Supplied records
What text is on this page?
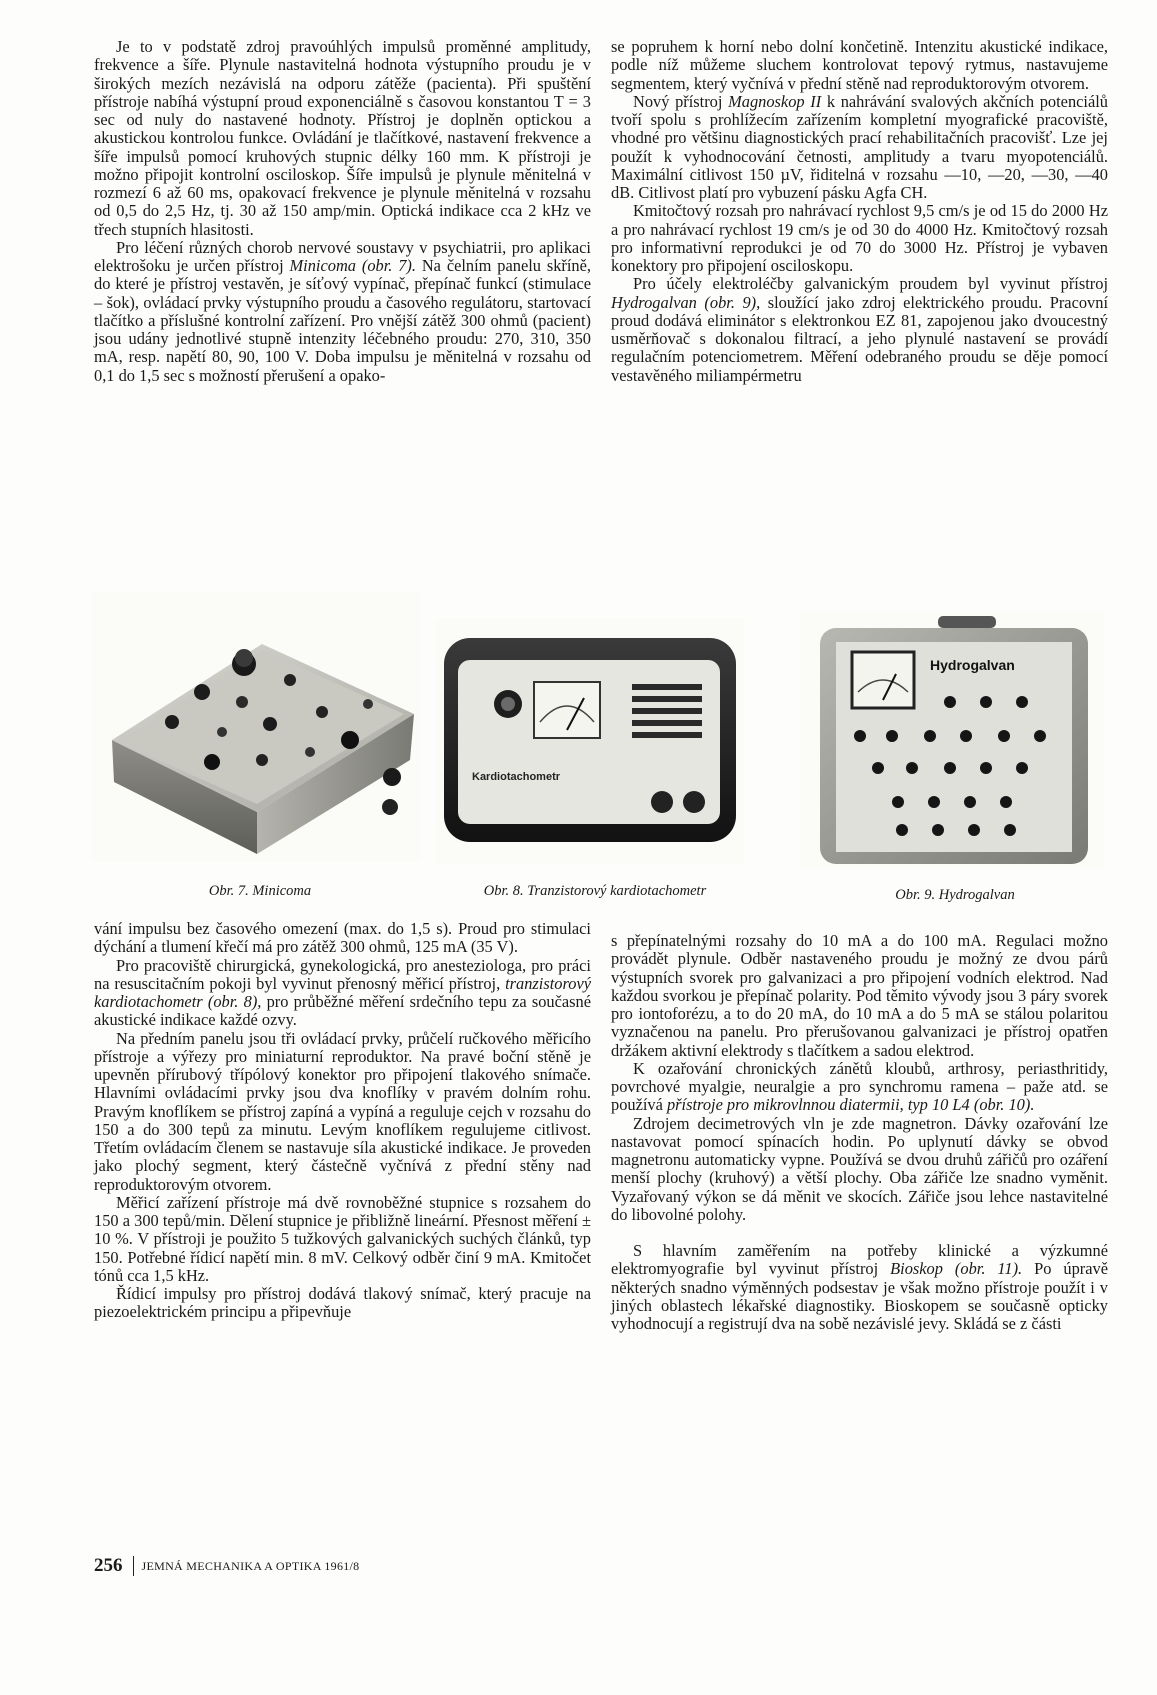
Je to v podstatě zdroj pravoúhlých impulsů proměnné amplitudy, frekvence a šíře. Plynule nastavitelná hodnota výstupního proudu je v širokých mezích nezávislá na odporu zátěže (pacienta). Při spuštění přístroje nabíhá výstupní proud exponenciálně s časovou konstantou T = 3 sec od nuly do nastavené hodnoty. Přístroj je doplněn optickou a akustickou kontrolou funkce. Ovládání je tlačítkové, nastavení frekvence a šíře impulsů pomocí kruhových stupnic délky 160 mm. K přístroji je možno připojit kontrolní osciloskop. Šíře impulsů je plynule měnitelná v rozmezí 6 až 60 ms, opakovací frekvence je plynule měnitelná v rozsahu od 0,5 do 2,5 Hz, tj. 30 až 150 amp/min. Optická indikace cca 2 kHz ve třech stupních hlasitosti.

Pro léčení různých chorob nervové soustavy v psychiatrii, pro aplikaci elektrošoku je určen přístroj Minicoma (obr. 7). Na čelním panelu skříně, do které je přístroj vestavěn, je síťový vypínač, přepínač funkcí (stimulace – šok), ovládací prvky výstupního proudu a časového regulátoru, startovací tlačítko a příslušné kontrolní zařízení. Pro vnější zátěž 300 ohmů (pacient) jsou udány jednotlivé stupně intenzity léčebného proudu: 270, 310, 350 mA, resp. napětí 80, 90, 100 V. Doba impulsu je měnitelná v rozsahu od 0,1 do 1,5 sec s možností přerušení a opako-

se popruhem k horní nebo dolní končetině. Intenzitu akustické indikace, podle níž můžeme sluchem kontrolovat tepový rytmus, nastavujeme segmentem, který vyčnívá v přední stěně nad reproduktorovým otvorem.

Nový přístroj Magnoskop II k nahrávání svalových akčních potenciálů tvoří spolu s prohlížecím zařízením kompletní myografické pracoviště, vhodné pro většinu diagnostických prací rehabilitačních pracovišť. Lze jej použít k vyhodnocování četnosti, amplitudy a tvaru myopotenciálů. Maximální citlivost 150 µV, řiditelná v rozsahu —10, —20, —30, —40 dB. Citlivost platí pro vybuzení pásku Agfa CH.

Kmitočtový rozsah pro nahrávací rychlost 9,5 cm/s je od 15 do 2000 Hz a pro nahrávací rychlost 19 cm/s je od 30 do 4000 Hz. Kmitočtový rozsah pro informativní reprodukci je od 70 do 3000 Hz. Přístroj je vybaven konektory pro připojení osciloskopu.

Pro účely elektroléčby galvanickým proudem byl vyvinut přístroj Hydrogalvan (obr. 9), sloužící jako zdroj elektrického proudu. Pracovní proud dodává eliminátor s elektronkou EZ 81, zapojenou jako dvoucestný usměrňovač s dokonalou filtrací, a jeho plynulé nastavení se provádí regulačním potenciometrem. Měření odebraného proudu se děje pomocí vestavěného miliampérmetru

Kardiotachometr
Hydrogalvan
Obr. 7. Minicoma	Obr. 8. Tranzistorový kardiotachometr	Obr. 9. Hydrogalvan

vání impulsu bez časového omezení (max. do 1,5 s). Proud pro stimulaci dýchání a tlumení křečí má pro zátěž 300 ohmů, 125 mA (35 V).

Pro pracoviště chirurgická, gynekologická, pro anesteziologa, pro práci na resuscitačním pokoji byl vyvinut přenosný měřicí přístroj, tranzistorový kardiotachometr (obr. 8), pro průběžné měření srdečního tepu za současné akustické indikace každé ozvy.

Na předním panelu jsou tři ovládací prvky, průčelí ručkového měřicího přístroje a výřezy pro miniaturní reproduktor. Na pravé boční stěně je upevněn přírubový třípólový konektor pro připojení tlakového snímače. Hlavními ovládacími prvky jsou dva knoflíky v pravém dolním rohu. Pravým knoflíkem se přístroj zapíná a vypíná a reguluje cejch v rozsahu do 150 a do 300 tepů za minutu. Levým knoflíkem regulujeme citlivost. Třetím ovládacím členem se nastavuje síla akustické indikace. Je proveden jako plochý segment, který částečně vyčnívá z přední stěny nad reproduktorovým otvorem.

Měřicí zařízení přístroje má dvě rovnoběžné stupnice s rozsahem do 150 a 300 tepů/min. Dělení stupnice je přibližně lineární. Přesnost měření ± 10 %. V přístroji je použito 5 tužkových galvanických suchých článků, typ 150. Potřebné řídicí napětí min. 8 mV. Celkový odběr činí 9 mA. Kmitočet tónů cca 1,5 kHz.

Řídicí impulsy pro přístroj dodává tlakový snímač, který pracuje na piezoelektrickém principu a připevňuje

s přepínatelnými rozsahy do 10 mA a do 100 mA. Regulaci možno provádět plynule. Odběr nastaveného proudu je možný ze dvou párů výstupních svorek pro galvanizaci a pro připojení vodních elektrod. Nad každou svorkou je přepínač polarity. Pod těmito vývody jsou 3 páry svorek pro iontoforézu, a to do 20 mA, do 10 mA a do 5 mA se stálou polaritou vyznačenou na panelu. Pro přerušovanou galvanizaci je přístroj opatřen držákem aktivní elektrody s tlačítkem a sadou elektrod.

K ozařování chronických zánětů kloubů, arthrosy, periasthritidy, povrchové myalgie, neuralgie a pro synchromu ramena – paže atd. se používá přístroje pro mikrovlnnou diatermii, typ 10 L4 (obr. 10).

Zdrojem decimetrových vln je zde magnetron. Dávky ozařování lze nastavovat pomocí spínacích hodin. Po uplynutí dávky se obvod magnetronu automaticky vypne. Používá se dvou druhů zářičů pro ozáření menší plochy (kruhový) a větší plochy. Oba zářiče lze snadno vyměnit. Vyzařovaný výkon se dá měnit ve skocích. Zářiče jsou lehce nastavitelné do libovolné polohy.

S hlavním zaměřením na potřeby klinické a výzkumné elektromyografie byl vyvinut přístroj Bioskop (obr. 11). Po úpravě některých snadno výměnných podsestav je však možno přístroje použít i v jiných oblastech lékařské diagnostiky. Bioskopem se současně opticky vyhodnocují a registrují dva na sobě nezávislé jevy. Skládá se z části

256 JEMNÁ MECHANIKA A OPTIKA 1961/8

Exercise
Repeat the records above exactly, leaving out the pictures.

Task response
What text is on this page?
Je to v podstatě zdroj pravoúhlých impulsů proměnné amplitudy, frekvence a šíře. Plynule nastavitelná hodnota výstupního proudu je v širokých mezích nezávislá na odporu zátěže (pacienta). Při spuštění přístroje nabíhá výstupní proud exponenciálně s časovou konstantou T = 3 sec od nuly do nastavené hodnoty. Přístroj je doplněn optickou a akustickou kontrolou funkce. Ovládání je tlačítkové, nastavení frekvence a šíře impulsů pomocí kruhových stupnic délky 160 mm. K přístroji je možno připojit kontrolní osciloskop. Šíře impulsů je plynule měnitelná v rozmezí 6 až 60 ms, opakovací frekvence je plynule měnitelná v rozsahu od 0,5 do 2,5 Hz, tj. 30 až 150 amp/min. Optická indikace cca 2 kHz ve třech stupních hlasitosti.

Pro léčení různých chorob nervové soustavy v psychiatrii, pro aplikaci elektrošoku je určen přístroj Minicoma (obr. 7). Na čelním panelu skříně, do které je přístroj vestavěn, je síťový vypínač, přepínač funkcí (stimulace – šok), ovládací prvky výstupního proudu a časového regulátoru, startovací tlačítko a příslušné kontrolní zařízení. Pro vnější zátěž 300 ohmů (pacient) jsou udány jednotlivé stupně intenzity léčebného proudu: 270, 310, 350 mA, resp. napětí 80, 90, 100 V. Doba impulsu je měnitelná v rozsahu od 0,1 do 1,5 sec s možností přerušení a opako-

se popruhem k horní nebo dolní končetině. Intenzitu akustické indikace, podle níž můžeme sluchem kontrolovat tepový rytmus, nastavujeme segmentem, který vyčnívá v přední stěně nad reproduktorovým otvorem.

Nový přístroj Magnoskop II k nahrávání svalových akčních potenciálů tvoří spolu s prohlížecím zařízením kompletní myografické pracoviště, vhodné pro většinu diagnostických prací rehabilitačních pracovišť. Lze jej použít k vyhodnocování četnosti, amplitudy a tvaru myopotenciálů. Maximální citlivost 150 µV, řiditelná v rozsahu —10, —20, —30, —40 dB. Citlivost platí pro vybuzení pásku Agfa CH.

Kmitočtový rozsah pro nahrávací rychlost 9,5 cm/s je od 15 do 2000 Hz a pro nahrávací rychlost 19 cm/s je od 30 do 4000 Hz. Kmitočtový rozsah pro informativní reprodukci je od 70 do 3000 Hz. Přístroj je vybaven konektory pro připojení osciloskopu.

Pro účely elektroléčby galvanickým proudem byl vyvinut přístroj Hydrogalvan (obr. 9), sloužící jako zdroj elektrického proudu. Pracovní proud dodává eliminátor s elektronkou EZ 81, zapojenou jako dvoucestný usměrňovač s dokonalou filtrací, a jeho plynulé nastavení se provádí regulačním potenciometrem. Měření odebraného proudu se děje pomocí vestavěného miliampérmetru

Kardiotachometr
Hydrogalvan
Obr. 7. Minicoma	Obr. 8. Tranzistorový kardiotachometr	Obr. 9. Hydrogalvan

vání impulsu bez časového omezení (max. do 1,5 s). Proud pro stimulaci dýchání a tlumení křečí má pro zátěž 300 ohmů, 125 mA (35 V).

Pro pracoviště chirurgická, gynekologická, pro anesteziologa, pro práci na resuscitačním pokoji byl vyvinut přenosný měřicí přístroj, tranzistorový kardiotachometr (obr. 8), pro průběžné měření srdečního tepu za současné akustické indikace každé ozvy.

Na předním panelu jsou tři ovládací prvky, průčelí ručkového měřicího přístroje a výřezy pro miniaturní reproduktor. Na pravé boční stěně je upevněn přírubový třípólový konektor pro připojení tlakového snímače. Hlavními ovládacími prvky jsou dva knoflíky v pravém dolním rohu. Pravým knoflíkem se přístroj zapíná a vypíná a reguluje cejch v rozsahu do 150 a do 300 tepů za minutu. Levým knoflíkem regulujeme citlivost. Třetím ovládacím členem se nastavuje síla akustické indikace. Je proveden jako plochý segment, který částečně vyčnívá z přední stěny nad reproduktorovým otvorem.

Měřicí zařízení přístroje má dvě rovnoběžné stupnice s rozsahem do 150 a 300 tepů/min. Dělení stupnice je přibližně lineární. Přesnost měření ± 10 %. V přístroji je použito 5 tužkových galvanických suchých článků, typ 150. Potřebné řídicí napětí min. 8 mV. Celkový odběr činí 9 mA. Kmitočet tónů cca 1,5 kHz.

Řídicí impulsy pro přístroj dodává tlakový snímač, který pracuje na piezoelektrickém principu a připevňuje

s přepínatelnými rozsahy do 10 mA a do 100 mA. Regulaci možno provádět plynule. Odběr nastaveného proudu je možný ze dvou párů výstupních svorek pro galvanizaci a pro připojení vodních elektrod. Nad každou svorkou je přepínač polarity. Pod těmito vývody jsou 3 páry svorek pro iontoforézu, a to do 20 mA, do 10 mA a do 5 mA se stálou polaritou vyznačenou na panelu. Pro přerušovanou galvanizaci je přístroj opatřen držákem aktivní elektrody s tlačítkem a sadou elektrod.

K ozařování chronických zánětů kloubů, arthrosy, periasthritidy, povrchové myalgie, neuralgie a pro synchromu ramena – paže atd. se používá přístroje pro mikrovlnnou diatermii, typ 10 L4 (obr. 10).

Zdrojem decimetrových vln je zde magnetron. Dávky ozařování lze nastavovat pomocí spínacích hodin. Po uplynutí dávky se obvod magnetronu automaticky vypne. Používá se dvou druhů zářičů pro ozáření menší plochy (kruhový) a větší plochy. Oba zářiče lze snadno vyměnit. Vyzařovaný výkon se dá měnit ve skocích. Zářiče jsou lehce nastavitelné do libovolné polohy.

S hlavním zaměřením na potřeby klinické a výzkumné elektromyografie byl vyvinut přístroj Bioskop (obr. 11). Po úpravě některých snadno výměnných podsestav je však možno přístroje použít i v jiných oblastech lékařské diagnostiky. Bioskopem se současně opticky vyhodnocují a registrují dva na sobě nezávislé jevy. Skládá se z části

256 JEMNÁ MECHANIKA A OPTIKA 1961/8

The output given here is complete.